**WRITTEN PROBLEM:** The records underneath are to be repeated exactly, with the pictures left out.
· · ·
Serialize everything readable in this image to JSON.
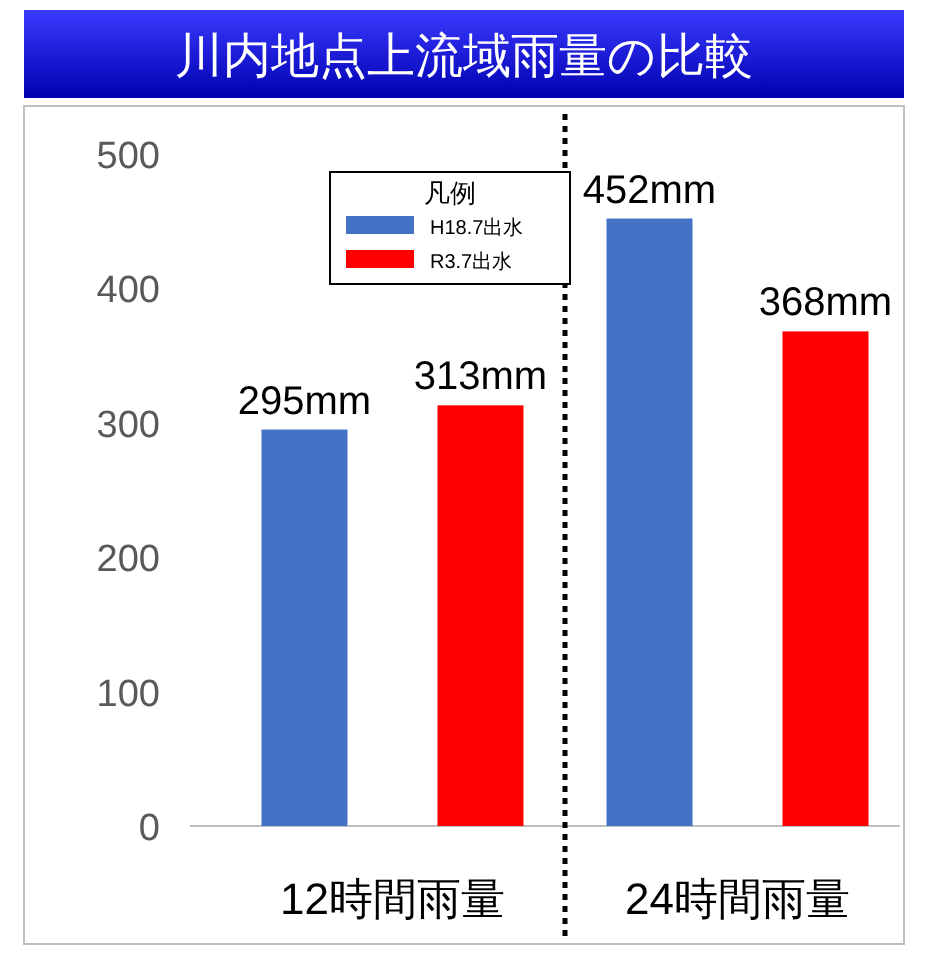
{
  "chart_data": {
    "type": "bar",
    "title": "川内地点上流域雨量の比較",
    "legend_title": "凡例",
    "categories": [
      "12時間雨量",
      "24時間雨量"
    ],
    "series": [
      {
        "name": "H18.7出水",
        "color": "#4472c4",
        "values": [
          295,
          452
        ],
        "value_labels": [
          "295mm",
          "452mm"
        ]
      },
      {
        "name": "R3.7出水",
        "color": "#ff0000",
        "values": [
          313,
          368
        ],
        "value_labels": [
          "313mm",
          "368mm"
        ]
      }
    ],
    "ylim": [
      0,
      500
    ],
    "yticks": [
      0,
      100,
      200,
      300,
      400,
      500
    ],
    "grid": false,
    "legend": "top"
  }
}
· · ·
**THE REPLY:**
Serialize everything readable in this image to JSON.
{
  "chart_data": {
    "type": "bar",
    "title": "川内地点上流域雨量の比較",
    "legend_title": "凡例",
    "categories": [
      "12時間雨量",
      "24時間雨量"
    ],
    "series": [
      {
        "name": "H18.7出水",
        "color": "#4472c4",
        "values": [
          295,
          452
        ],
        "value_labels": [
          "295mm",
          "452mm"
        ]
      },
      {
        "name": "R3.7出水",
        "color": "#ff0000",
        "values": [
          313,
          368
        ],
        "value_labels": [
          "313mm",
          "368mm"
        ]
      }
    ],
    "ylim": [
      0,
      500
    ],
    "yticks": [
      0,
      100,
      200,
      300,
      400,
      500
    ],
    "grid": false,
    "legend": "top"
  }
}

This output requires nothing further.